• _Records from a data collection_

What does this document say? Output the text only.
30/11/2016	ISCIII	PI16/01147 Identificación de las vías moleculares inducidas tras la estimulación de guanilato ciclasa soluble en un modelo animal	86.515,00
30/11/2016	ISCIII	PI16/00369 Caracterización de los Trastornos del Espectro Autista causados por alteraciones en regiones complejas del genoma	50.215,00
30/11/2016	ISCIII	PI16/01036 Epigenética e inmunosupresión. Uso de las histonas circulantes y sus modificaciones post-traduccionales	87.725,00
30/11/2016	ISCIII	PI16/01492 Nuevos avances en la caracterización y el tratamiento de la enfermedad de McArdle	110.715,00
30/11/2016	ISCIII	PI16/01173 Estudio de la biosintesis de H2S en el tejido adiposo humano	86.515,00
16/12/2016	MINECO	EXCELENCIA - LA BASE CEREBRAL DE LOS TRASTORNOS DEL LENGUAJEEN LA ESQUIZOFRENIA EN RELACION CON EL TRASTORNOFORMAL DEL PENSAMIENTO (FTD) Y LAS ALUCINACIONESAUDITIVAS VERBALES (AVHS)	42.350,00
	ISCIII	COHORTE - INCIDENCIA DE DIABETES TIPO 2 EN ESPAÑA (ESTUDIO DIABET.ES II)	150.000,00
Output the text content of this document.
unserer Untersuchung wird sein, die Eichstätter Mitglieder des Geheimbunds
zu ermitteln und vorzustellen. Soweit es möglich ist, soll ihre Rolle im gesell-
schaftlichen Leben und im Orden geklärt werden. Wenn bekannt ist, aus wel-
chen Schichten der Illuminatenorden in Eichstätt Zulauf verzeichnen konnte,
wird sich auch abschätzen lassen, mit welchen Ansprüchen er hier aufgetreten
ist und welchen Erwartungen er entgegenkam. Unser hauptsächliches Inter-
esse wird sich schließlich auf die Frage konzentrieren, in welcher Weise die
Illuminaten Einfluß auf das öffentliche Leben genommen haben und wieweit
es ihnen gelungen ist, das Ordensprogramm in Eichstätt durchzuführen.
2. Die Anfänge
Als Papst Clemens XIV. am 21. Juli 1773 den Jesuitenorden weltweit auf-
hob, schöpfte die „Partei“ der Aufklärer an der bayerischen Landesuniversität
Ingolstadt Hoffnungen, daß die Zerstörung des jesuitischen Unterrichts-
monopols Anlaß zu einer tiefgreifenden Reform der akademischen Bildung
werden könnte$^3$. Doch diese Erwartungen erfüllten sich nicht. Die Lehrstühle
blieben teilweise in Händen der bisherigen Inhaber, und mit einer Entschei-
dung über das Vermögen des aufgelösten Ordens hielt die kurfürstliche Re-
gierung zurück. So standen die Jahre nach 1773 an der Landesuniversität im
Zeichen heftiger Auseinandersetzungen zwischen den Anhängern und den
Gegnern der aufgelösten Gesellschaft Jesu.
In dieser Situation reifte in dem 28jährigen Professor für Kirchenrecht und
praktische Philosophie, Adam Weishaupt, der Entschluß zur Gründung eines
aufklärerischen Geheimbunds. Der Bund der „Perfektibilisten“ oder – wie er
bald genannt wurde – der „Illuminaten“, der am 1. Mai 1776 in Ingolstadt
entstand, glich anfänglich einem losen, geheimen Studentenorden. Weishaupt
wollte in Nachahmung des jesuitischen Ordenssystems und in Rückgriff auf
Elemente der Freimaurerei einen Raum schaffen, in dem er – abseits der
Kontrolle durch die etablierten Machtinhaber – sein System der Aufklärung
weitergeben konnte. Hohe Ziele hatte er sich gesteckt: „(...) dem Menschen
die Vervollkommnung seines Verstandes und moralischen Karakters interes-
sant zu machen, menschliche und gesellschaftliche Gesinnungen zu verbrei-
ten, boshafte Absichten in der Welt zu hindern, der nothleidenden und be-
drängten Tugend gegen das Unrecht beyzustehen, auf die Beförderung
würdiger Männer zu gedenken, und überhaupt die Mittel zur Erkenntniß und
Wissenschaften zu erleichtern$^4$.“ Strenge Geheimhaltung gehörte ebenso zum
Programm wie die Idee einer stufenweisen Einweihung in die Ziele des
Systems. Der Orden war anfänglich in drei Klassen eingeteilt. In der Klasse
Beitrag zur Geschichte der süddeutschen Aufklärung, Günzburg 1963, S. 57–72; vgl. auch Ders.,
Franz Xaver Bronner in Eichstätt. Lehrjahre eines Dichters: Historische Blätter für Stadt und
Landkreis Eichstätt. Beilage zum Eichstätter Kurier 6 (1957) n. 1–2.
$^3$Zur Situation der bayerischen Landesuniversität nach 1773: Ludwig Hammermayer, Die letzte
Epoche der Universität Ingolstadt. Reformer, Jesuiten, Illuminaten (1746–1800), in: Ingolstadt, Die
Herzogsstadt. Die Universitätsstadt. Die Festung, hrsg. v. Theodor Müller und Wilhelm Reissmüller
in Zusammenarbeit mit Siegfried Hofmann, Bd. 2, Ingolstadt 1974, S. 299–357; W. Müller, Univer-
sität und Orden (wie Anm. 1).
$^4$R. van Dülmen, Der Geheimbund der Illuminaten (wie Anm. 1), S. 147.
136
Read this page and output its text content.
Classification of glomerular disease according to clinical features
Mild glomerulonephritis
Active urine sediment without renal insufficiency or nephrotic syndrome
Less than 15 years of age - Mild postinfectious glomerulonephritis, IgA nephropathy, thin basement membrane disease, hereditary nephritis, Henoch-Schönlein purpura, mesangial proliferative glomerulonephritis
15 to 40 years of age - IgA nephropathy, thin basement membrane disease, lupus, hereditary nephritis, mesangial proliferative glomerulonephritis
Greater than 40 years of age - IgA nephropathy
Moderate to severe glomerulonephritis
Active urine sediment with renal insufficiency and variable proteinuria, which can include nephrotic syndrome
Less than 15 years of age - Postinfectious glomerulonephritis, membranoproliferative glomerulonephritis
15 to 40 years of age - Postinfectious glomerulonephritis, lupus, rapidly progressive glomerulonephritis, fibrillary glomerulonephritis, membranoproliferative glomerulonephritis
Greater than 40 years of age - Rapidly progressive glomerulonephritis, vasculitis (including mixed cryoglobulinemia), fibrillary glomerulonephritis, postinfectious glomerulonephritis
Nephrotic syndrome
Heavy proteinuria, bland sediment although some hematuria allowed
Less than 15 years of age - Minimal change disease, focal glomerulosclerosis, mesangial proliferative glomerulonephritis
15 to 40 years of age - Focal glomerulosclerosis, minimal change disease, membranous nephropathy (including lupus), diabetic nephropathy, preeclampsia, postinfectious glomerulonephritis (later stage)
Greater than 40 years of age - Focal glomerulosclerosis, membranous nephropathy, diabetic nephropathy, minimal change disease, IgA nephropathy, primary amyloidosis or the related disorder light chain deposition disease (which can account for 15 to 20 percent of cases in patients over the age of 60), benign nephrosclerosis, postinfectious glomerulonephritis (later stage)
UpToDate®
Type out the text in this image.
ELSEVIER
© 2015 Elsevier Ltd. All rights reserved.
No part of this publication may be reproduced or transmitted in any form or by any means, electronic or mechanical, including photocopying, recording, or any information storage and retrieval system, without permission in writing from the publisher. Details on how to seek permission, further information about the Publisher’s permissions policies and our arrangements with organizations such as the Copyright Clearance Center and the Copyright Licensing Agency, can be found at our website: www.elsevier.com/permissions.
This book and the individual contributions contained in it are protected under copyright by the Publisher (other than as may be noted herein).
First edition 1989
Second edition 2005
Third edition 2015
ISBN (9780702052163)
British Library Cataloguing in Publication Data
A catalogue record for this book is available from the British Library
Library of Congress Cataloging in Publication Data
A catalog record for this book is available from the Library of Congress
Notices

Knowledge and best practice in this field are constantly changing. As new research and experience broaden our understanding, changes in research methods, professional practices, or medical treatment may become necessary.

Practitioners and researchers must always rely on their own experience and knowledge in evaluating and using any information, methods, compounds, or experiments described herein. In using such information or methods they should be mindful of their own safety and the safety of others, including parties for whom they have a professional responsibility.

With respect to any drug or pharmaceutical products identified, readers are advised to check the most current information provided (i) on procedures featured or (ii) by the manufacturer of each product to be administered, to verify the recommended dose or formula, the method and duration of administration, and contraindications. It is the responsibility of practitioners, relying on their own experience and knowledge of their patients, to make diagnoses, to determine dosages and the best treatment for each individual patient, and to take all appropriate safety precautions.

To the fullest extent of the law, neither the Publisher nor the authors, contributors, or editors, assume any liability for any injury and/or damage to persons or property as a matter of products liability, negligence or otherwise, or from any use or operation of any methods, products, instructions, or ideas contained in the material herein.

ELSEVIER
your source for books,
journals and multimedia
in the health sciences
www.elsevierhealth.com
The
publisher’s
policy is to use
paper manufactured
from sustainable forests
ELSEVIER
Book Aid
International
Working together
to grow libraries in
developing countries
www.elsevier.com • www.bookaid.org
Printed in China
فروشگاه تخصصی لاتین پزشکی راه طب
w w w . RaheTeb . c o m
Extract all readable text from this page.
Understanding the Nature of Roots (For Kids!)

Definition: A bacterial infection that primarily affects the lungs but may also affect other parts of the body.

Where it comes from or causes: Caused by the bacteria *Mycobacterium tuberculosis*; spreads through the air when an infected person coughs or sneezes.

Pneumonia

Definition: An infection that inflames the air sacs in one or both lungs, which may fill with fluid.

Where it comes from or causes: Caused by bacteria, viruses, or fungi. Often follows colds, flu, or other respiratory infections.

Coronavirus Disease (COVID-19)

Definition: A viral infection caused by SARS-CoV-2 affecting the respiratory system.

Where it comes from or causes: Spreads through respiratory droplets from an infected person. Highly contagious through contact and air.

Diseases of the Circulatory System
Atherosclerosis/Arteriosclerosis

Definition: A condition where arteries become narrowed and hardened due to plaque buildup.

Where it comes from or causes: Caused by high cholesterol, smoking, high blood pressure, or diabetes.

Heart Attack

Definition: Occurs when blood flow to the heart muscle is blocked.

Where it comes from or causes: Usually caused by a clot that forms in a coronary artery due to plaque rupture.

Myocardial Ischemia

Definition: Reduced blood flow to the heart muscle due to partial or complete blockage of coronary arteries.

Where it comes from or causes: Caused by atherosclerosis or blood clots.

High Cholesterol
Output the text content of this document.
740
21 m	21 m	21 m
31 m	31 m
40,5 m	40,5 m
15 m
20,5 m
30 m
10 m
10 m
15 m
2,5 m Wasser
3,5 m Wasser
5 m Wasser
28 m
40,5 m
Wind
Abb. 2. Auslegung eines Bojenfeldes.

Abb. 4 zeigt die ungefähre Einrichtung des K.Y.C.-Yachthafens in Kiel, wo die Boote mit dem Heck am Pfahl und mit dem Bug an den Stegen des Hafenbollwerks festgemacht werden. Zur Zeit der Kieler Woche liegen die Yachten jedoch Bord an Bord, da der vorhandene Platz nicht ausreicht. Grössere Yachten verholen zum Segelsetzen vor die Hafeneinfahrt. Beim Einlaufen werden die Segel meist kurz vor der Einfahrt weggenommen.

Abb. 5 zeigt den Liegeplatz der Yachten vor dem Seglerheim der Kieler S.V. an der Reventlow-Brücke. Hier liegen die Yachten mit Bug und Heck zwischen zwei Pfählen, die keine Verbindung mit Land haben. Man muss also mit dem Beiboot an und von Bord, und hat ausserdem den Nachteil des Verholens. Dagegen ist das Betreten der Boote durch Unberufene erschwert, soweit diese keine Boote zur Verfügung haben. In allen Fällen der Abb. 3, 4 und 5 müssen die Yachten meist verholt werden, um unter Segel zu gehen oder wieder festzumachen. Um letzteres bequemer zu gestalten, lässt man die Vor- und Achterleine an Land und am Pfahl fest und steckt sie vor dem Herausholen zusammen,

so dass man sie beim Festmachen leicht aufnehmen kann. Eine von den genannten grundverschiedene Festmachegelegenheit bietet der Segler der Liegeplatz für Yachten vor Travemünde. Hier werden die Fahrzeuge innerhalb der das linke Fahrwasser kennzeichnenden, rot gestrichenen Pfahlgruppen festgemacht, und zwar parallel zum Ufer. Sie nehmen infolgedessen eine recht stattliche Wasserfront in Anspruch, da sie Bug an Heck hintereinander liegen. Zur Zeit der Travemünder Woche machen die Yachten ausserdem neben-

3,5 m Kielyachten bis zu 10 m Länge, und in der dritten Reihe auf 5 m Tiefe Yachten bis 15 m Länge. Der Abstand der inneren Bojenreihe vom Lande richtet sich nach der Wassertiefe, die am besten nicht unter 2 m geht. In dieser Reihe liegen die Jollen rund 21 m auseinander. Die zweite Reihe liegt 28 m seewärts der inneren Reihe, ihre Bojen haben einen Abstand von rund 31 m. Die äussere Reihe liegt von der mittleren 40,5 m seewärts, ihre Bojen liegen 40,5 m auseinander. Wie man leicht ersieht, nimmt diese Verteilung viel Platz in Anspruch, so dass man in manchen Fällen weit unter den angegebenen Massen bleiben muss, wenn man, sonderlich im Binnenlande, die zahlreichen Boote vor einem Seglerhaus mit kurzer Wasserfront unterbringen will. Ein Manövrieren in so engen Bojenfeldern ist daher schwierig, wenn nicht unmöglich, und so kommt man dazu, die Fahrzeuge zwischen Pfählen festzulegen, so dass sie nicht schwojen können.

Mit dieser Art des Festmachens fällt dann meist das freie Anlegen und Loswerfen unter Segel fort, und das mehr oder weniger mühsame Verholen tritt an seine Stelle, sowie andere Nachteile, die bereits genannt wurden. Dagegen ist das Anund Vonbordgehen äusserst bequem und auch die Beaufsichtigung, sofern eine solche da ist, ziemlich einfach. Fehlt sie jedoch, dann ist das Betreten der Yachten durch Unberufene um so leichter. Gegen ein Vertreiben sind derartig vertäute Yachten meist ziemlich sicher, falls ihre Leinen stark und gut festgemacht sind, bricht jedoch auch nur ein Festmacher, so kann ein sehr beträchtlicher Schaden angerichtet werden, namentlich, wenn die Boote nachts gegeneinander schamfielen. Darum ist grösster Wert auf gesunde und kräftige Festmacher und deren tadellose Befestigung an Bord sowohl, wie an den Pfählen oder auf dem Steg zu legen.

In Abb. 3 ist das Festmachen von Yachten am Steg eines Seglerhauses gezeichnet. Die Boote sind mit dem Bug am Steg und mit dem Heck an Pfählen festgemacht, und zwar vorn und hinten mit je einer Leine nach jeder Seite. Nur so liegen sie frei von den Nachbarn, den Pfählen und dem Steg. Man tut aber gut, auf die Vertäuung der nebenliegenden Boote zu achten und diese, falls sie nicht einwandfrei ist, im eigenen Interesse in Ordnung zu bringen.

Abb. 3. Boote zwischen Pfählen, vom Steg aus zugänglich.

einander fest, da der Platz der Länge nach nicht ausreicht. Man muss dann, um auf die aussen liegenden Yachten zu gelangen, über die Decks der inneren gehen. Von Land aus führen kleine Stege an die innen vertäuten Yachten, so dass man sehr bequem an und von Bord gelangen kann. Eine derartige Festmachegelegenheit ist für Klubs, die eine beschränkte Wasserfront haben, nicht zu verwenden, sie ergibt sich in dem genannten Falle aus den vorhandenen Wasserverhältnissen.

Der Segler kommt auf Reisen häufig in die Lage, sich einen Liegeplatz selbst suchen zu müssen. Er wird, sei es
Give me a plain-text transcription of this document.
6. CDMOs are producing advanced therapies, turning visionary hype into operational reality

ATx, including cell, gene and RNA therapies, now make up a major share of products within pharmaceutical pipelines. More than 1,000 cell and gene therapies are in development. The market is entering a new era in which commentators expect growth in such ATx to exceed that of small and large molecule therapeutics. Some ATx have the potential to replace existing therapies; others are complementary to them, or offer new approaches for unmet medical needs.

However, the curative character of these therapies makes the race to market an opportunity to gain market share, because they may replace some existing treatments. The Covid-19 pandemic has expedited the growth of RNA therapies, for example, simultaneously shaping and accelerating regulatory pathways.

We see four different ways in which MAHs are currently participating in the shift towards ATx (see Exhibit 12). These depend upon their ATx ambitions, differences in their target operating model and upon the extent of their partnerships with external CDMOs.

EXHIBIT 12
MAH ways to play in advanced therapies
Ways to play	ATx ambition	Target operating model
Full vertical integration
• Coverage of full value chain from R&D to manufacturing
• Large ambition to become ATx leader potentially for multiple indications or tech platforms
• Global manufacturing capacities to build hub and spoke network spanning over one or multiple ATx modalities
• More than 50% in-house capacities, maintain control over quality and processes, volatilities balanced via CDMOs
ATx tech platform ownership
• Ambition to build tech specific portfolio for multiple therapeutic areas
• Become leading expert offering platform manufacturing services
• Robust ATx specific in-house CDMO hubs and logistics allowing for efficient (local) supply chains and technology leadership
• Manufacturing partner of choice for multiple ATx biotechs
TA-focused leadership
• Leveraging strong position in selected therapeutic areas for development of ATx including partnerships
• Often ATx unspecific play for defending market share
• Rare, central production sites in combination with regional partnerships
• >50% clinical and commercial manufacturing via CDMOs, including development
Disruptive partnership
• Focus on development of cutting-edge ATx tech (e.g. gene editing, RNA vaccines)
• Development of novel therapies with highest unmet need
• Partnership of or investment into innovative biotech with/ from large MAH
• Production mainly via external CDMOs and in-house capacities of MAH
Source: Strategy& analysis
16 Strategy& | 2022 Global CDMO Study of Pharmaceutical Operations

• _INSTRUCTIONS FOR THE TASK_
Once every line above has been checked for the string "wird", give the number of matching lines and nothing more.

• _YOUR SOLUTION_
4